■ Passage provided
________________________
The word among professional Democrats is that John Edwards has set the stakes on the matter of health care, and no one who wants to be president can offer less than he is offering, which is — of course — guaranteed health. That is to say, guaranteed free health care.
Mr. Edwards’s primary complaint is that 47 million Americans do not have health insurance. In a free society, one scans this datum in search of its component parts.
If health insurance were without cost, one assumes that everyone would have health insurance. A corollary of this is that everyone, in a society of allegedly free health care, would actually be paying the collective costs of health care. The political challenge lies in disguising the cost.
When a commodity is quantifiably measurable, yet universally available, like air, one can talk about its being “free.” Only people in submarines need to measure air, and to pay the cost of supplying it. Health care, unlike air, can’t be free, because doctors and nurses and drugs are not in infinite supply. So can we generate what amounts to a public subsidy by reducing the costs of health care?
To look that problem in the face, we search out relevant figures. One set of these reveals that the cost of health care for an American is twice what it is for a Western European. If in Germany it costs $100 per day per patient at a hospital, while a comparable hospital stay in the United States costs $200, one reaches for an explanation. Is it that American health care is twice as expensive because it is twice as comprehensive, twice as resourceful? Or is it simply that, for other reasons, doctors and nurses and drugs cost twice as much in the United States?
In any case, how do we go about reducing these costs? Either you pass a law that doctors and nurses and drug companies have to slash the cost of their services and products by one-half — a proposal nowhere hinted at by Mr. Edwards — or else we need to reduce the number of people entitled to receive that health service. How do you do that?
Not by going in the direction proposed by Candidate Edwards, but by going in the opposite direction. His proposal is that more people should be covered. But if more people are insured, they will increase their consumption of health care, and therefore increase the total U.S. expenditure on health care.
________________________
■ Entries drawn from a collection
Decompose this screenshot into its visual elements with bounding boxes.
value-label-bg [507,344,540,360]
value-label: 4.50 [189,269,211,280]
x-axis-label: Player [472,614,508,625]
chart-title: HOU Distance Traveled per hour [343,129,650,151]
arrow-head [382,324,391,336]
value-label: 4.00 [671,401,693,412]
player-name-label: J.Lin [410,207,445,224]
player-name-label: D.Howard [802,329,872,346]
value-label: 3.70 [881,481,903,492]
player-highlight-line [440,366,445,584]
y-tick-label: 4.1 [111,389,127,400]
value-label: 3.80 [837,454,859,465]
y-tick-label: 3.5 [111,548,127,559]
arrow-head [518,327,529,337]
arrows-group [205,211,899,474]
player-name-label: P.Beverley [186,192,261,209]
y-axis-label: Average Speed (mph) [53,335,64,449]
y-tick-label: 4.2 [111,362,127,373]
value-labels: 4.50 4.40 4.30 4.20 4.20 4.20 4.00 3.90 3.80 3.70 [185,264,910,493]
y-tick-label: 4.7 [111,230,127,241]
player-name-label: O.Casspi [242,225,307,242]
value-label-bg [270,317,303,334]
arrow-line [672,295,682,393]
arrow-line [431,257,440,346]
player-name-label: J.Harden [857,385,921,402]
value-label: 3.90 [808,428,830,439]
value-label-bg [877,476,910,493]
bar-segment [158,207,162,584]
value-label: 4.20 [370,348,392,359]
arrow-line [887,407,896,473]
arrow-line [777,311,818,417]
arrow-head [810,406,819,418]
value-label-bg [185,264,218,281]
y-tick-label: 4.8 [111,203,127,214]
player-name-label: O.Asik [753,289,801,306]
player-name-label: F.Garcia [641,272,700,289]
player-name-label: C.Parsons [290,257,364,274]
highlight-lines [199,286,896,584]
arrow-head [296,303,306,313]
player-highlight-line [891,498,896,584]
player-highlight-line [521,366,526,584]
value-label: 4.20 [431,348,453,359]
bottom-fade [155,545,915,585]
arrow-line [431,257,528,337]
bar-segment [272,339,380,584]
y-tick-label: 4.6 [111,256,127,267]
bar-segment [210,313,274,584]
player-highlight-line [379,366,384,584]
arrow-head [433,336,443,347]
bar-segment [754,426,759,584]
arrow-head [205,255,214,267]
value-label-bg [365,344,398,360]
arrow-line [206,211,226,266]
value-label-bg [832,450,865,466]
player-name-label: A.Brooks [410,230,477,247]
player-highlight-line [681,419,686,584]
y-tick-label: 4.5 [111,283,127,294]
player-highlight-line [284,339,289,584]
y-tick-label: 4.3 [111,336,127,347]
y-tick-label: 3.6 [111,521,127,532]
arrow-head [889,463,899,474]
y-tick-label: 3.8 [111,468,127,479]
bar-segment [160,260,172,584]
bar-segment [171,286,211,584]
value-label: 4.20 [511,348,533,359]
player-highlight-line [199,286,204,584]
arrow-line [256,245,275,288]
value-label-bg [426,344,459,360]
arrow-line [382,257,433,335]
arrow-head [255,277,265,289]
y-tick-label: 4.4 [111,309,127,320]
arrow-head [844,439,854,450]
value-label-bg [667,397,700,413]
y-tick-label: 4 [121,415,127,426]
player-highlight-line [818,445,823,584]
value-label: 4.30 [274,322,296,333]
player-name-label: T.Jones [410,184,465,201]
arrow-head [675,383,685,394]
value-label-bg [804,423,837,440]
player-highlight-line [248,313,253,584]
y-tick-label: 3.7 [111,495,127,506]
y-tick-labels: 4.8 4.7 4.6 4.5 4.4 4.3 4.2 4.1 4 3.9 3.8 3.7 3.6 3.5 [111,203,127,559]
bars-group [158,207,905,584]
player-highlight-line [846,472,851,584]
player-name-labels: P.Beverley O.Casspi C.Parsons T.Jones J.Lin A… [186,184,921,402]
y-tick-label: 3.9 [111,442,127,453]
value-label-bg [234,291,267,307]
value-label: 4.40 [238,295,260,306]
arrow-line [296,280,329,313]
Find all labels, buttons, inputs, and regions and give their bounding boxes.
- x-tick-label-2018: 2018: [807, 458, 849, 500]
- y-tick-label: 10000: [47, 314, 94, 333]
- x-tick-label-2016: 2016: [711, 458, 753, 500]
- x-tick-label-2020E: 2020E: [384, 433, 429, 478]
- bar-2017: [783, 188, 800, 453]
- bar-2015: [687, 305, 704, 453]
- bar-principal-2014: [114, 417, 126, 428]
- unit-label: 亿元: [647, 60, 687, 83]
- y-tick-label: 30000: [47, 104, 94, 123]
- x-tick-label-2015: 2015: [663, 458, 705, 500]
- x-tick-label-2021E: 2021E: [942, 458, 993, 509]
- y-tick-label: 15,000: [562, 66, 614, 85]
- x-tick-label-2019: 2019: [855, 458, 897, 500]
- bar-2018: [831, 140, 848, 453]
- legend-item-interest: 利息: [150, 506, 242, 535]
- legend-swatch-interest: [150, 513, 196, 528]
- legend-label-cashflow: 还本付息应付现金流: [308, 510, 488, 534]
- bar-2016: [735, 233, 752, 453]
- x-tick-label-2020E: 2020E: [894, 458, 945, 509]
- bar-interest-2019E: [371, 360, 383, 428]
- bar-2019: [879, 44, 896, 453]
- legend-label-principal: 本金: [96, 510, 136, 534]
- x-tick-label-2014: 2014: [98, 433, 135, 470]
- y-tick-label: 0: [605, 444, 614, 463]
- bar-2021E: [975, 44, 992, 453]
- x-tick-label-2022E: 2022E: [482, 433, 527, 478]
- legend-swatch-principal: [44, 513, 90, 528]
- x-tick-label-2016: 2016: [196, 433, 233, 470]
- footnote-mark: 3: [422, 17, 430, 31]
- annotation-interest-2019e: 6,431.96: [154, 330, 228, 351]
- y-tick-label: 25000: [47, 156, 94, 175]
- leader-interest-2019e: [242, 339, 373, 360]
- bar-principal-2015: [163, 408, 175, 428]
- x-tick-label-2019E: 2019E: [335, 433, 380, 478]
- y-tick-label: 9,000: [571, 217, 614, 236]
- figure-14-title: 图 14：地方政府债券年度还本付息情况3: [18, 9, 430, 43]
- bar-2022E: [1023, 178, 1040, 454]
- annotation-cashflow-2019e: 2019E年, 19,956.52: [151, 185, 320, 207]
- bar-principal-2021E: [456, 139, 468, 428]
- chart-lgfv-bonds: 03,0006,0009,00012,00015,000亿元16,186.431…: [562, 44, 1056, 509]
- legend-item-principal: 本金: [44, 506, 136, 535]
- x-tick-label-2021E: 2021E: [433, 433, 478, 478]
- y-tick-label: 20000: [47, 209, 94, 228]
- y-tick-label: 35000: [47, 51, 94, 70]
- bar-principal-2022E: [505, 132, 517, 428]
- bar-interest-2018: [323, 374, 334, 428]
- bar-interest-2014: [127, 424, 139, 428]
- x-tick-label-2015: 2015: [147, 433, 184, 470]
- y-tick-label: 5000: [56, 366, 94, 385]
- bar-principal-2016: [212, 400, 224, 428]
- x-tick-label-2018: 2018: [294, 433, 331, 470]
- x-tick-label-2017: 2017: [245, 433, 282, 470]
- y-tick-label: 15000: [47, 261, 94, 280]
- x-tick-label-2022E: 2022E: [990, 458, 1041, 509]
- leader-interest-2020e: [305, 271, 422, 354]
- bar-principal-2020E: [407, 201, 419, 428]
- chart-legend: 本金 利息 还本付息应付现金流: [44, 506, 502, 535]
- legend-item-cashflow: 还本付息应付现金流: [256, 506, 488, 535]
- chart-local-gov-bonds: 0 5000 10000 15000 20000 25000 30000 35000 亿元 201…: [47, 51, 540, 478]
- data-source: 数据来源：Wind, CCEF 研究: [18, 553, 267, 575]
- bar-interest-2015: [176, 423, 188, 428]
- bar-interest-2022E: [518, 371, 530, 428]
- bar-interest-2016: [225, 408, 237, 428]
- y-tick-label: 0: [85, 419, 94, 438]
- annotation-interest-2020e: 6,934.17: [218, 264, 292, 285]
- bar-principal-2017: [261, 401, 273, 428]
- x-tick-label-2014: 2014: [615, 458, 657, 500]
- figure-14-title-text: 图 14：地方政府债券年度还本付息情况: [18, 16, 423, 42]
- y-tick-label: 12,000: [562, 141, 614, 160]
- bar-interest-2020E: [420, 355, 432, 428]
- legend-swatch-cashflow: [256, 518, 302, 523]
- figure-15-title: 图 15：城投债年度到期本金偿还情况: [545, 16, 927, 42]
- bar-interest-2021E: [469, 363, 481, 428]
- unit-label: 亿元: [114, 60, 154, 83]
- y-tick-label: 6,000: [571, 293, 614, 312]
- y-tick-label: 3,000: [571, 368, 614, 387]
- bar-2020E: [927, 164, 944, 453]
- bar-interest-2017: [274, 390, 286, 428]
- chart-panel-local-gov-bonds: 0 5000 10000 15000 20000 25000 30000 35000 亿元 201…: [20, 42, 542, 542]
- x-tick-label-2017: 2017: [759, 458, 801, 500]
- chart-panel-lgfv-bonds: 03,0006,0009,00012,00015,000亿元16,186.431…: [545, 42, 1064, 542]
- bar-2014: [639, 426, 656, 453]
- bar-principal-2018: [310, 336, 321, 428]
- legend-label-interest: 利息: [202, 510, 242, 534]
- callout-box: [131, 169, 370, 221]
________________________
■ Prompt 1
Answer these questions about the health care column:
(a) How many Americans does Mr. Edwards say do not have health insurance?
(b) Which people, according to the column, need to measure air?
(c) In the column's example, what does a comparable hospital stay cost per day per patient in the United States?
■ Prompt 2
Reproduce the part of the health care column starting at "The word among" and ending at "disguising the cost.".

■ Reply 1
(a) 47 million
(b) People in submarines
(c) $200

■ Reply 2
The word among professional Democrats is that John Edwards has set the stakes on the matter of health care, and no one who wants to be president can offer less than he is offering, which is — of course — guaranteed health. That is to say, guaranteed free health care.
Mr. Edwards’s primary complaint is that 47 million Americans do not have health insurance. In a free society, one scans this datum in search of its component parts.
If health insurance were without cost, one assumes that everyone would have health insurance. A corollary of this is that everyone, in a society of allegedly free health care, would actually be paying the collective costs of health care. The political challenge lies in disguising the cost.